Task input —

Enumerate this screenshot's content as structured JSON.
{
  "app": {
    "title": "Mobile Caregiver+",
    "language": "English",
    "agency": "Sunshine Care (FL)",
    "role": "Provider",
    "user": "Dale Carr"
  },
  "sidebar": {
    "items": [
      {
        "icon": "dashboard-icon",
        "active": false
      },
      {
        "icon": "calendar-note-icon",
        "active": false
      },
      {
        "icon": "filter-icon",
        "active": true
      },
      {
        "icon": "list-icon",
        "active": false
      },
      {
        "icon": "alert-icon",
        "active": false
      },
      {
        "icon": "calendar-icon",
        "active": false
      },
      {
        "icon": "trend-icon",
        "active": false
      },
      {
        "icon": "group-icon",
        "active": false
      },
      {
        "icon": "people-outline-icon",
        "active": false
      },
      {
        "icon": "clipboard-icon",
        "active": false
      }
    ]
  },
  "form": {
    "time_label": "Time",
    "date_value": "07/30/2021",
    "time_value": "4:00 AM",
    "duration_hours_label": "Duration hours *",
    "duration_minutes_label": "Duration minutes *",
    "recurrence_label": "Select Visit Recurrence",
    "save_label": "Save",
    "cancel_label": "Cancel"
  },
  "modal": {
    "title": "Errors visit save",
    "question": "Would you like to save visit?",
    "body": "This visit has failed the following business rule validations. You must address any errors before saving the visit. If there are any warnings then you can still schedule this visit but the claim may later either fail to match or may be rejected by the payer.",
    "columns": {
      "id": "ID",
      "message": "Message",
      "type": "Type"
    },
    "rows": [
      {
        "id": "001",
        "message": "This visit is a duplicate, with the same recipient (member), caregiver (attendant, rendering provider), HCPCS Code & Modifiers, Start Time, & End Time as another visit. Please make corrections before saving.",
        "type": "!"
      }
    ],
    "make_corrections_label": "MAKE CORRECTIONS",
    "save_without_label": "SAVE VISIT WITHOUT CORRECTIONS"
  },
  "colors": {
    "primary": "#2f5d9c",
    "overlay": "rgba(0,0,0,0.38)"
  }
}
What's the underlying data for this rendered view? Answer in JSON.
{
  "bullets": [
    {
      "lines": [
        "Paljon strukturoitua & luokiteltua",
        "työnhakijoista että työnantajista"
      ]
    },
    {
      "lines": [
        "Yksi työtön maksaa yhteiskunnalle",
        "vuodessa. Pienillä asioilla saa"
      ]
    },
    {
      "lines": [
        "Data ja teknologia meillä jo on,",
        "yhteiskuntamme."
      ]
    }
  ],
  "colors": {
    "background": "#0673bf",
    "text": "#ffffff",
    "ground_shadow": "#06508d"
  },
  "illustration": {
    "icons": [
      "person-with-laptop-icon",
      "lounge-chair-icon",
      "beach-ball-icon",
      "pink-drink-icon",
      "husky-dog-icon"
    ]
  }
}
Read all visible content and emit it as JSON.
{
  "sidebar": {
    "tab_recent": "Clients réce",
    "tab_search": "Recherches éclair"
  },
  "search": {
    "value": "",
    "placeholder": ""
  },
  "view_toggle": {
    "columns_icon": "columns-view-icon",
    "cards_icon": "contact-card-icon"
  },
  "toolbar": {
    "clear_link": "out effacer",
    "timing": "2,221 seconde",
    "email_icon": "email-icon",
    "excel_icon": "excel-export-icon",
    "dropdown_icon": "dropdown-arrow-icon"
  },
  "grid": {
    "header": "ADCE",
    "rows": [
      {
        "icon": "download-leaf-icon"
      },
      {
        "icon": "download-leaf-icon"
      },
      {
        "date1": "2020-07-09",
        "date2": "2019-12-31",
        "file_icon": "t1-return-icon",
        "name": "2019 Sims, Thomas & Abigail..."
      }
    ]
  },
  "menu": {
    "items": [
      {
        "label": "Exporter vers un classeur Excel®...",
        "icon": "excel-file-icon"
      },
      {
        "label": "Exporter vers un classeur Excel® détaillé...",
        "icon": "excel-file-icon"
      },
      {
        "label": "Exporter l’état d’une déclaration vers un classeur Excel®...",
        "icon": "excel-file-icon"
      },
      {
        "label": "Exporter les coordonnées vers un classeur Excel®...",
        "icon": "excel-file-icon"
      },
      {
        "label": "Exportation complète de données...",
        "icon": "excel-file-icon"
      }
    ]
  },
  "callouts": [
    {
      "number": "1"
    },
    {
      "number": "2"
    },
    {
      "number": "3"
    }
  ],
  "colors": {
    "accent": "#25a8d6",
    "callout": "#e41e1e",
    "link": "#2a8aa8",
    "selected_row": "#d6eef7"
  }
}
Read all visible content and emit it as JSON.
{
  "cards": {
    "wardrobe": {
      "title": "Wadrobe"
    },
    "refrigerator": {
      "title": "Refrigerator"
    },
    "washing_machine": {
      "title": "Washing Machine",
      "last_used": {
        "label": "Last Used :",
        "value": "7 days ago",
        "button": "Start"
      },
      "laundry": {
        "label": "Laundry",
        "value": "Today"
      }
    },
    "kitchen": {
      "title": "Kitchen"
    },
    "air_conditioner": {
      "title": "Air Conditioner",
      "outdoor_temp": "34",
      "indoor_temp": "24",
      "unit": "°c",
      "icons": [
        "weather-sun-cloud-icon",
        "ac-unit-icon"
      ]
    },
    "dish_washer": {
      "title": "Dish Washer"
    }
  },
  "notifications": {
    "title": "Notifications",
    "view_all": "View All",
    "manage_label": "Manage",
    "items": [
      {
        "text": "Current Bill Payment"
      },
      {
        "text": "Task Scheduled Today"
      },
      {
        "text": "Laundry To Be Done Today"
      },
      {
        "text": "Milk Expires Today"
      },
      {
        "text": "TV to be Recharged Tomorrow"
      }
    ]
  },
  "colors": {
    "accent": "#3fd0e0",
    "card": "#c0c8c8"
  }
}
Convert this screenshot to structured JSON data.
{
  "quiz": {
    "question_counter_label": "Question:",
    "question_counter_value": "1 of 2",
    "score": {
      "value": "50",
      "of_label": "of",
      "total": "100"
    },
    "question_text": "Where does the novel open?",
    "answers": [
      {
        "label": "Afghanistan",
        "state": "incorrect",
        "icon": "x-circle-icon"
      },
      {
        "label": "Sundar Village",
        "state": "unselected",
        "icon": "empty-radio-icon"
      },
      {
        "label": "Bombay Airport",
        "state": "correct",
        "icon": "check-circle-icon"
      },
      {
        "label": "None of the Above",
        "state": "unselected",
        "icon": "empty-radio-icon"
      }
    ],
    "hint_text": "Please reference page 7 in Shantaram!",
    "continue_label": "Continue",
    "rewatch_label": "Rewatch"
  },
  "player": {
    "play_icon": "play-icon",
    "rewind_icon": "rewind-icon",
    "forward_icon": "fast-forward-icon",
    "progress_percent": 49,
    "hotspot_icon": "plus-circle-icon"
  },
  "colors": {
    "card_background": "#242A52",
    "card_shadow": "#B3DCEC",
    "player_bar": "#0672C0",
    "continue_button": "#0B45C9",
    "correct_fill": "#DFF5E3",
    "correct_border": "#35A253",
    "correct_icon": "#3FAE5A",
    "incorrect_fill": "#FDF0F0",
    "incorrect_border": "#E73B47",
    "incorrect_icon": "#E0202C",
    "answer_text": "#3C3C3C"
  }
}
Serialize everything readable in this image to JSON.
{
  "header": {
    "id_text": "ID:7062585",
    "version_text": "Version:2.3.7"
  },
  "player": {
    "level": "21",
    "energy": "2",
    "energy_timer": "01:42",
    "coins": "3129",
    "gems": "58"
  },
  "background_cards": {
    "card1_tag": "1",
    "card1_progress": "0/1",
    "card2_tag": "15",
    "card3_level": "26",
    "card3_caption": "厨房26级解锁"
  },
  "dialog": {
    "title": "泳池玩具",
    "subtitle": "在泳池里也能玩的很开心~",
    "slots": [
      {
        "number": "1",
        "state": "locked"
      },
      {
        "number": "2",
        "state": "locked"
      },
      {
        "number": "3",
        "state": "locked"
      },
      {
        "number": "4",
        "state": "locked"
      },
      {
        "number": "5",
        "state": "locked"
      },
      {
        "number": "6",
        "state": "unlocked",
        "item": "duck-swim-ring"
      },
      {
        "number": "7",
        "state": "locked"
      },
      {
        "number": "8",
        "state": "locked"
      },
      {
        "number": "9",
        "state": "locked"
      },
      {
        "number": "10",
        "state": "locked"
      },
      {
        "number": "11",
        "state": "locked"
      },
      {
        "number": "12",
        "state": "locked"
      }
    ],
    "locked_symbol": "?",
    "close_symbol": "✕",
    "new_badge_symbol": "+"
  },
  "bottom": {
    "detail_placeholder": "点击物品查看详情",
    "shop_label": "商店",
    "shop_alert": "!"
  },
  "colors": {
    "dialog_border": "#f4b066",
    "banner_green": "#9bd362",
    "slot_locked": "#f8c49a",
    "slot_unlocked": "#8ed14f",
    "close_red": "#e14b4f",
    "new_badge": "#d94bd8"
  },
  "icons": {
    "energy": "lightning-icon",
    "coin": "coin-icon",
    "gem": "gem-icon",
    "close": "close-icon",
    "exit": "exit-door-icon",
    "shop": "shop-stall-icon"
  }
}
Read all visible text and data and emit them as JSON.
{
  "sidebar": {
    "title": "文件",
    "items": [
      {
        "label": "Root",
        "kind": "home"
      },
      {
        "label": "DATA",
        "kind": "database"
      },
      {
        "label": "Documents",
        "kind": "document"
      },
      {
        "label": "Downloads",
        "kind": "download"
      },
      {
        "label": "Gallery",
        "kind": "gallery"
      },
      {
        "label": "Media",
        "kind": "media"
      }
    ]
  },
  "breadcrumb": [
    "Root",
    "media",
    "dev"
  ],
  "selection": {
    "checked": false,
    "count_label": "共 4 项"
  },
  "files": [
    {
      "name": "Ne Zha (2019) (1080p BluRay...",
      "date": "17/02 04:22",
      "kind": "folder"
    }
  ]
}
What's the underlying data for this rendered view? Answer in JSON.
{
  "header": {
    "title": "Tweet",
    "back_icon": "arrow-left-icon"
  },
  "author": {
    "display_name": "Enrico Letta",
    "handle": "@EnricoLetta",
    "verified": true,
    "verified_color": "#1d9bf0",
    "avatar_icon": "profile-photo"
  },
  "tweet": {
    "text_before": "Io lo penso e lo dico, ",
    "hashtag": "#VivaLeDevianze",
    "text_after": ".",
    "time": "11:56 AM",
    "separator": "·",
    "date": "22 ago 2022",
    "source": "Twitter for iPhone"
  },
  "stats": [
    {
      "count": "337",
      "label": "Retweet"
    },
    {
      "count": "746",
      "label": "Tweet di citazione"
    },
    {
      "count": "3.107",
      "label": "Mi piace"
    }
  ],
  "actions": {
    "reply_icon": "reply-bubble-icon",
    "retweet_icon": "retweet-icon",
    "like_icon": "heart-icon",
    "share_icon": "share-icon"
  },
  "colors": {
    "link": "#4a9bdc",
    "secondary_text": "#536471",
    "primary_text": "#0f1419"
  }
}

To be done — Count every line bearing the word "circle"; report the total only.

Result of this task — 3